PROBLEM REQUIREMENTS
List, from the lines below, each one with "Italy" in it.

DATASET RECORDS
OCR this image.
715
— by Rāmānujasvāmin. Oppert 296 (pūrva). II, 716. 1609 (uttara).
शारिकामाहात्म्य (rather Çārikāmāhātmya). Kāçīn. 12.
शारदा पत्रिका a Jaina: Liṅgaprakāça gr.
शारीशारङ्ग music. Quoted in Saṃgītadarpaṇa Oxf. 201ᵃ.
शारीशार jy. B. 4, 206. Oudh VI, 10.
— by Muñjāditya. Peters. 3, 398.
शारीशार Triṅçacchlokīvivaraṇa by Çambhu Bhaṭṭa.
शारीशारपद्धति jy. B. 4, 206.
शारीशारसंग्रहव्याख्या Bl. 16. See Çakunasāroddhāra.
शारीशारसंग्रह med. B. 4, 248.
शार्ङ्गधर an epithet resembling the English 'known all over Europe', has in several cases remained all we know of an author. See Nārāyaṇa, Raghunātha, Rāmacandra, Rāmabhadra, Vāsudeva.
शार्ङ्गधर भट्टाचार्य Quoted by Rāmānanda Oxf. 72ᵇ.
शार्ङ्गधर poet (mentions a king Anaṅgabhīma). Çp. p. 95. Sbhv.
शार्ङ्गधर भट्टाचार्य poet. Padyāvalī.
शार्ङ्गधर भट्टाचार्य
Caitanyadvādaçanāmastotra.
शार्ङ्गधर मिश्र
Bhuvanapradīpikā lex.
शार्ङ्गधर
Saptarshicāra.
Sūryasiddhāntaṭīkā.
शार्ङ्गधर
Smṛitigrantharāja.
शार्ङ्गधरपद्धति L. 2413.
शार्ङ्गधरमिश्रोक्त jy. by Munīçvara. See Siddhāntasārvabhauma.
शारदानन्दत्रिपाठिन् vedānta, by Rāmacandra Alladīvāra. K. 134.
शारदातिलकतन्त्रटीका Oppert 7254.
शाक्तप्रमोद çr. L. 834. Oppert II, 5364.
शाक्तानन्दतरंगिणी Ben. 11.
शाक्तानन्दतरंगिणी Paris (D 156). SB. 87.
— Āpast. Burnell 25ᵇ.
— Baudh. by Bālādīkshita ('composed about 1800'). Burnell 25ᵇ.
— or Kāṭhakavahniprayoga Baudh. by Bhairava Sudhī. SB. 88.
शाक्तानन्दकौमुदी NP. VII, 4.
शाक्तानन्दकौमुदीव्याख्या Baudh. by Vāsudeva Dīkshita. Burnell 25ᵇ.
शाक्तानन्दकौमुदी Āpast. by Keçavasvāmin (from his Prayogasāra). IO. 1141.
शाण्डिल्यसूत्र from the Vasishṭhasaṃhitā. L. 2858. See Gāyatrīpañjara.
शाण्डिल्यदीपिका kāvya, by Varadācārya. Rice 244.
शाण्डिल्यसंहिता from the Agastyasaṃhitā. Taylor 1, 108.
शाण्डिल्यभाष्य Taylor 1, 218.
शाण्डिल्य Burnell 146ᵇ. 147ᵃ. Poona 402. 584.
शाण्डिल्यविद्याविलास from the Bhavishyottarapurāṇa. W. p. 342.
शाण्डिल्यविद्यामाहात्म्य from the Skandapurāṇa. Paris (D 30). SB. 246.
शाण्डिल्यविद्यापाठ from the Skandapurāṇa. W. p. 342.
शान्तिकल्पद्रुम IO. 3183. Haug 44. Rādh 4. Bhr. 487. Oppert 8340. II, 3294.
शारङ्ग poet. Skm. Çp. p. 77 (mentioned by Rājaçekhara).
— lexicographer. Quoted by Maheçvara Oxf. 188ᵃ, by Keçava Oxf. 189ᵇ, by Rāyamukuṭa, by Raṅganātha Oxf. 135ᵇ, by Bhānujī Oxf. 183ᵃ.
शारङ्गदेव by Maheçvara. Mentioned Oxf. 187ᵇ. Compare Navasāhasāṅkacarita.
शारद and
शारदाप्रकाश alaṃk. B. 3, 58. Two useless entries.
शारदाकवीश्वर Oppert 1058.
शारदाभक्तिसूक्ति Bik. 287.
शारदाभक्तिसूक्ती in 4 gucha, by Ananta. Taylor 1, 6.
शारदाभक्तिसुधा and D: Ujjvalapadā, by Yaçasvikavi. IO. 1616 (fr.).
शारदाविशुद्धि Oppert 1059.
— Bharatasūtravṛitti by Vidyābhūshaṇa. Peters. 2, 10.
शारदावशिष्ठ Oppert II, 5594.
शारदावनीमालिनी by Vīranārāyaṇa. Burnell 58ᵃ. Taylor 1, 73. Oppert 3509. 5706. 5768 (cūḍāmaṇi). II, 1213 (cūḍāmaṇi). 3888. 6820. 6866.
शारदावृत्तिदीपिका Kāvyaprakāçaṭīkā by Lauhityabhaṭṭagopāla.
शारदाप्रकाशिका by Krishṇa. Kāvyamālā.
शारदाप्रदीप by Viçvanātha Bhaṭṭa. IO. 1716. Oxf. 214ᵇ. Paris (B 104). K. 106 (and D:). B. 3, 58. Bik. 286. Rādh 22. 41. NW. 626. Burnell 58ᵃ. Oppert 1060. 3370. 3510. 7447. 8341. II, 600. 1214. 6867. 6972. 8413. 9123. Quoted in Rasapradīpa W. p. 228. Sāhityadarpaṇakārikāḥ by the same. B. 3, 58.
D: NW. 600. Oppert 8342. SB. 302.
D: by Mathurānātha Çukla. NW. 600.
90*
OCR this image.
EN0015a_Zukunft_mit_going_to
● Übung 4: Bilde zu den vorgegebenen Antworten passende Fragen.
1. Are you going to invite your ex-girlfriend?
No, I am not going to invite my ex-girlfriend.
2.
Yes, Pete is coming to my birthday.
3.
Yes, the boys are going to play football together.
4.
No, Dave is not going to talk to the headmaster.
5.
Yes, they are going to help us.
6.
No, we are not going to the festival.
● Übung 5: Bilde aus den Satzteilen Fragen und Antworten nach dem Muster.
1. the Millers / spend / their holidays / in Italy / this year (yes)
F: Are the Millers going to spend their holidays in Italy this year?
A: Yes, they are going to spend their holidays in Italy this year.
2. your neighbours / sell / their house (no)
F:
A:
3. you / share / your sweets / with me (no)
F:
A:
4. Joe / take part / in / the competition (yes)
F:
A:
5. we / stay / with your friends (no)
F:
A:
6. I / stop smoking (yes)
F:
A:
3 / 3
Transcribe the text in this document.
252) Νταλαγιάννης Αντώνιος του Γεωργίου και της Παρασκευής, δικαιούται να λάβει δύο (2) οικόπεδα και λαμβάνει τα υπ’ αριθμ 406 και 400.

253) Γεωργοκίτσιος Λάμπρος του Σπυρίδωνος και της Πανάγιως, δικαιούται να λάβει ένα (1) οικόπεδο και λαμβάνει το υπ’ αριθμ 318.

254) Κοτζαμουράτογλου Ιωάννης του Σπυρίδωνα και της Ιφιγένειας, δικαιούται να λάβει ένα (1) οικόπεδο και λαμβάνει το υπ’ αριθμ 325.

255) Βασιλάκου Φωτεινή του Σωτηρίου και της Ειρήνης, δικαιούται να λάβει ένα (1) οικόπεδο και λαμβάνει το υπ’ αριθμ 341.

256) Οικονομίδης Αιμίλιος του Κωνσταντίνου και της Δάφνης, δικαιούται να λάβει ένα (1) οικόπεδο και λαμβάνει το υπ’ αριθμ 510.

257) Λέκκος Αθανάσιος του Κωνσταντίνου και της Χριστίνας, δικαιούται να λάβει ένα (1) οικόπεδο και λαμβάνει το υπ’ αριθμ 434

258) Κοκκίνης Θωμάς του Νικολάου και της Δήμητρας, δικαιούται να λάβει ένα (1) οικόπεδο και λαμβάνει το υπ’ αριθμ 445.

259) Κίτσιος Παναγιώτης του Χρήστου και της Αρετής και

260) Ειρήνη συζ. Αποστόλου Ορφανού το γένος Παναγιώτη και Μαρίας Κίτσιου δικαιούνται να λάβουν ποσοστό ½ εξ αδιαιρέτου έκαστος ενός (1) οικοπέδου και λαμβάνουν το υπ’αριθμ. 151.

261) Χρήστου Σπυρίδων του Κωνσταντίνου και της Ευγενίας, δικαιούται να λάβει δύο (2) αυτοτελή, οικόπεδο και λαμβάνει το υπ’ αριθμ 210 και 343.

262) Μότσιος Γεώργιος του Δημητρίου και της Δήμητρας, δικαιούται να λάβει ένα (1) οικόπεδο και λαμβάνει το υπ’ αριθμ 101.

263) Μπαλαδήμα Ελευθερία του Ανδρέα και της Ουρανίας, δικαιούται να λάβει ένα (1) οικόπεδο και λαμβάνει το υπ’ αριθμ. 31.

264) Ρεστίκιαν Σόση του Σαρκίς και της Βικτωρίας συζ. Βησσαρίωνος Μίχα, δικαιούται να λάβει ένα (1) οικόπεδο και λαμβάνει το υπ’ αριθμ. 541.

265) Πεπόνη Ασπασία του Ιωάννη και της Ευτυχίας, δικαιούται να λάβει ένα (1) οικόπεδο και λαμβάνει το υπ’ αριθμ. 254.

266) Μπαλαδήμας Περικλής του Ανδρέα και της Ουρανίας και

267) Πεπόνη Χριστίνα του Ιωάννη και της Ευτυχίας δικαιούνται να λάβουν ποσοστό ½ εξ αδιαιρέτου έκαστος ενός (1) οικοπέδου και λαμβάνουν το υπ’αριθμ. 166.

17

WRITTEN SOLUTION
1. the Millers / spend / their holidays / in Italy / this year (yes)
F: Are the Millers going to spend their holidays in Italy this year?
A: Yes, they are going to spend their holidays in Italy this year.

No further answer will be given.